→ **Task details**: Report, word for word, every line of the material that contains "влаштування".

→ **Data extract**:
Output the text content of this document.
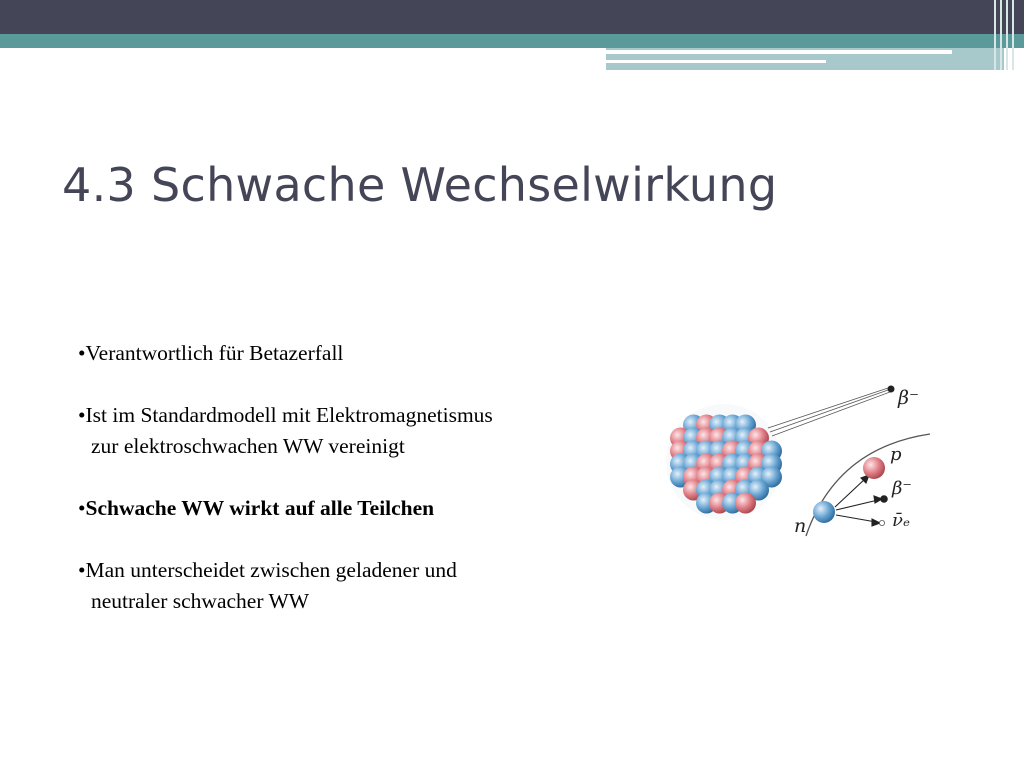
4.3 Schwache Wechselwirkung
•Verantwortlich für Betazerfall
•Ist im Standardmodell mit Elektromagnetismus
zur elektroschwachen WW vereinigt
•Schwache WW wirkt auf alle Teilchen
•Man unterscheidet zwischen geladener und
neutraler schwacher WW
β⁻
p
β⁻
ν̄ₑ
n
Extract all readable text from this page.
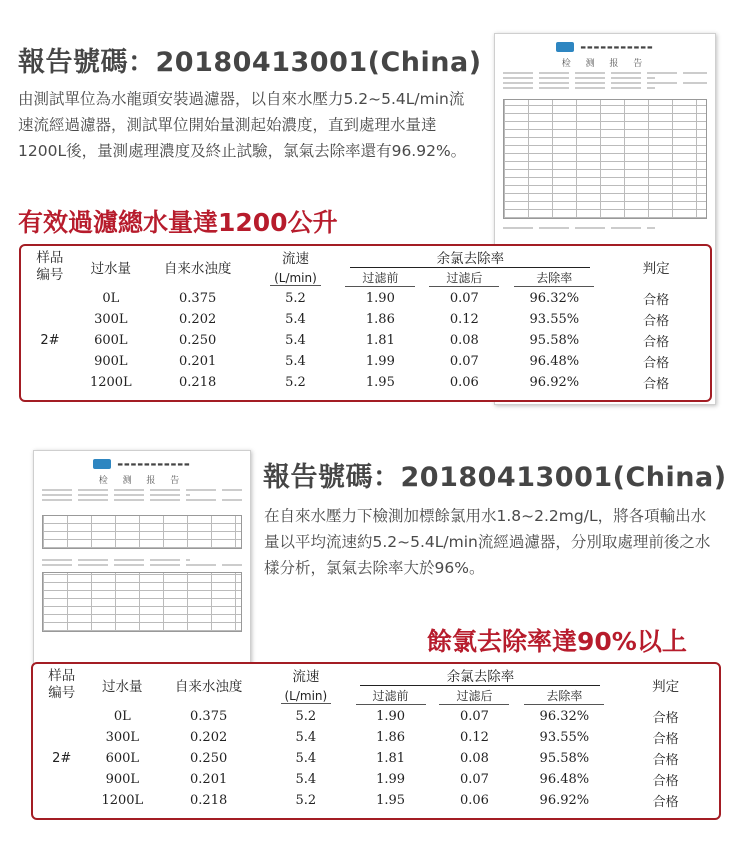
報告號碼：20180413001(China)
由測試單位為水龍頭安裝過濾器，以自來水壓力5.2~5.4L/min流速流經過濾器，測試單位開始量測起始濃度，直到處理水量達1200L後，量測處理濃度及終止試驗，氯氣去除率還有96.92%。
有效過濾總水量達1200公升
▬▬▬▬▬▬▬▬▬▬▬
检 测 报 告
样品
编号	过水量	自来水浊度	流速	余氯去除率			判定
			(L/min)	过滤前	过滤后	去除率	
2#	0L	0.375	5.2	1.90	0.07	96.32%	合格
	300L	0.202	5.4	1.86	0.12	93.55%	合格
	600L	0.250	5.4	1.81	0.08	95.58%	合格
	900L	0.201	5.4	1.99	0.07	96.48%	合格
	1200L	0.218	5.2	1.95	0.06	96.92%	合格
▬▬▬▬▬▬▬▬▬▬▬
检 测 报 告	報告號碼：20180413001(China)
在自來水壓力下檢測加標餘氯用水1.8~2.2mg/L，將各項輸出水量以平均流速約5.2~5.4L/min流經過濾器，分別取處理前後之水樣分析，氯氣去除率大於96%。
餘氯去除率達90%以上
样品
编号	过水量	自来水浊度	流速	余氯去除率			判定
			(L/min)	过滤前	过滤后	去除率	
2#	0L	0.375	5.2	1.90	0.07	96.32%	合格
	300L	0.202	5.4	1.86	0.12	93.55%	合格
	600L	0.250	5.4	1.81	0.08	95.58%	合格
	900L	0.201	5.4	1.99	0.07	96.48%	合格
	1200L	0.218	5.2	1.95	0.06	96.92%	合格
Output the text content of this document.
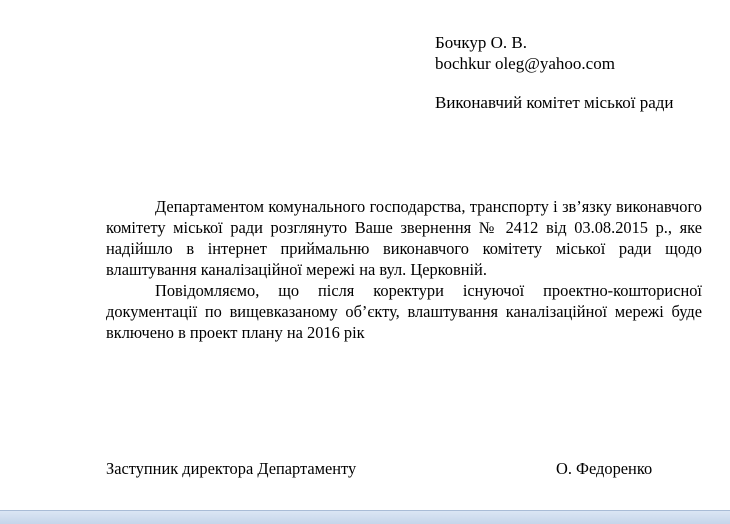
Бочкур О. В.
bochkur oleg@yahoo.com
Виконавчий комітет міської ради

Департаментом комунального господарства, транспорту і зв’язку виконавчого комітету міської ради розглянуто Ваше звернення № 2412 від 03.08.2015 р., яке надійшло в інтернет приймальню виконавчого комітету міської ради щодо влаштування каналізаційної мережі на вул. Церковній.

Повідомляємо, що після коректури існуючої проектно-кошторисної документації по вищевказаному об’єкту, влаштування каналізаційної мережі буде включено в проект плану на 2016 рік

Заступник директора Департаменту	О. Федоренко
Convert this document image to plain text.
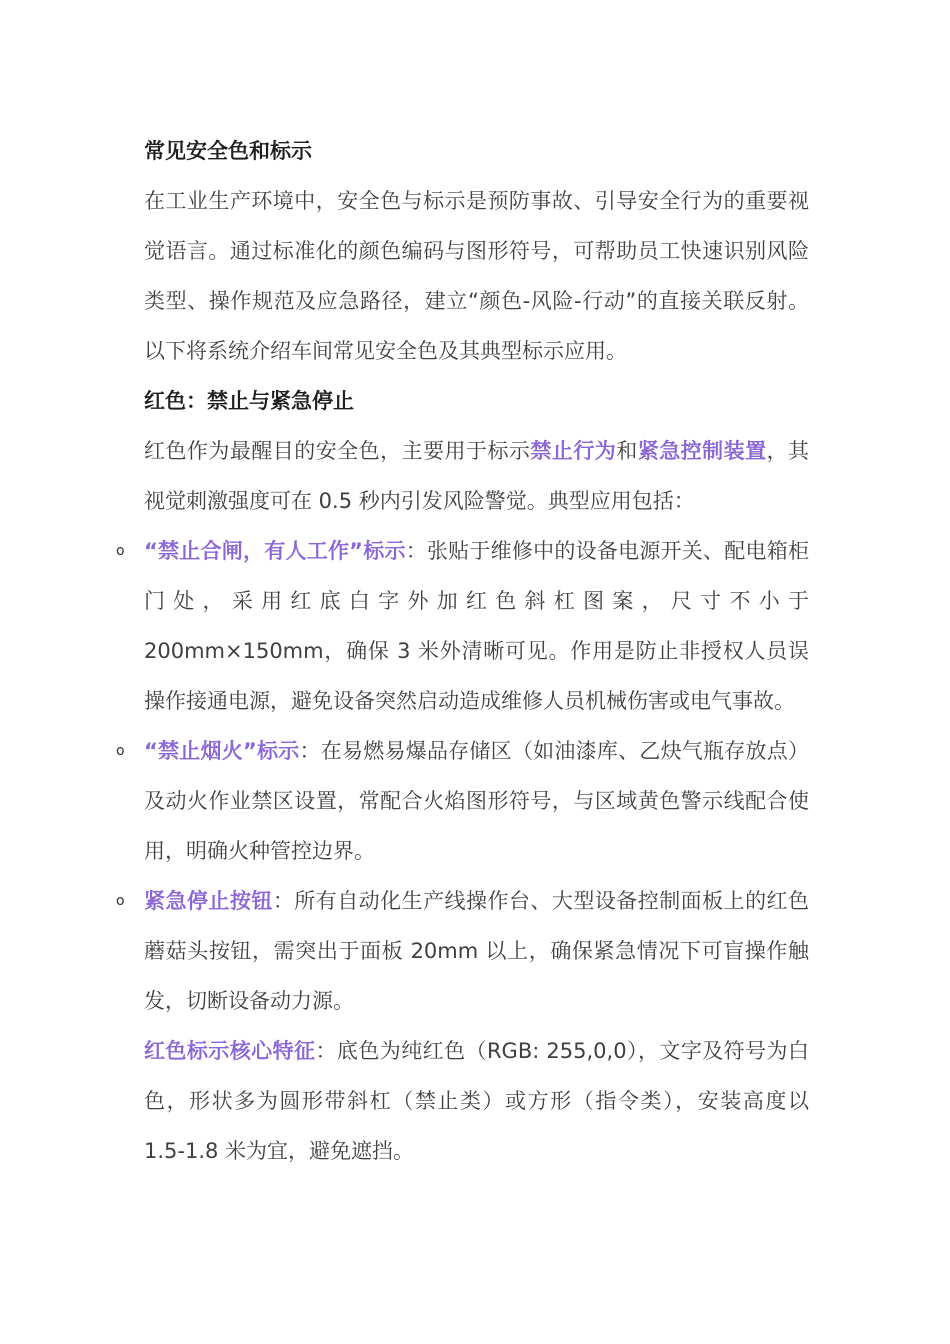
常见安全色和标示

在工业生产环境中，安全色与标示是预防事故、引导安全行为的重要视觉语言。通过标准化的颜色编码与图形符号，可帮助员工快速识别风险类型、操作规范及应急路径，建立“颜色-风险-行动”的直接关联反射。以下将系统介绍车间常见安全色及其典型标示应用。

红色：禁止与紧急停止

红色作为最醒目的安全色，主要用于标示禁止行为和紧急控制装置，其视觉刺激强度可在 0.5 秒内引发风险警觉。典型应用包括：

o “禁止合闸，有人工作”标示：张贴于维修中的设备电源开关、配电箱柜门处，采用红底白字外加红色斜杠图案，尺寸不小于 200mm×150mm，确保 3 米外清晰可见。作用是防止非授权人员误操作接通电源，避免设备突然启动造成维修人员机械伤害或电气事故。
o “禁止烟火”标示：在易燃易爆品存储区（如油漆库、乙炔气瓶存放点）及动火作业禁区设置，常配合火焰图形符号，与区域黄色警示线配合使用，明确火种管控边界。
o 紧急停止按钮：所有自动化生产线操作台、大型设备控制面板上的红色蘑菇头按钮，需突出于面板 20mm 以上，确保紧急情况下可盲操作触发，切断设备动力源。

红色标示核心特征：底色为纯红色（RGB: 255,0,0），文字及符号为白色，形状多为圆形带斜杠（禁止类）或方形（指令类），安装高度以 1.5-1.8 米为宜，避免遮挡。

→ **Solution for this task**:
Департаментом комунального господарства, транспорту і зв’язку виконавчого комітету міської ради розглянуто Ваше звернення № 2412 від 03.08.2015 р., яке надійшло в інтернет приймальню виконавчого комітету міської ради щодо влаштування каналізаційної мережі на вул. Церковній.
Повідомляємо, що після коректури існуючої проектно-кошторисної документації по вищевказаному об’єкту, влаштування каналізаційної мережі буде включено в проект плану на 2016 рік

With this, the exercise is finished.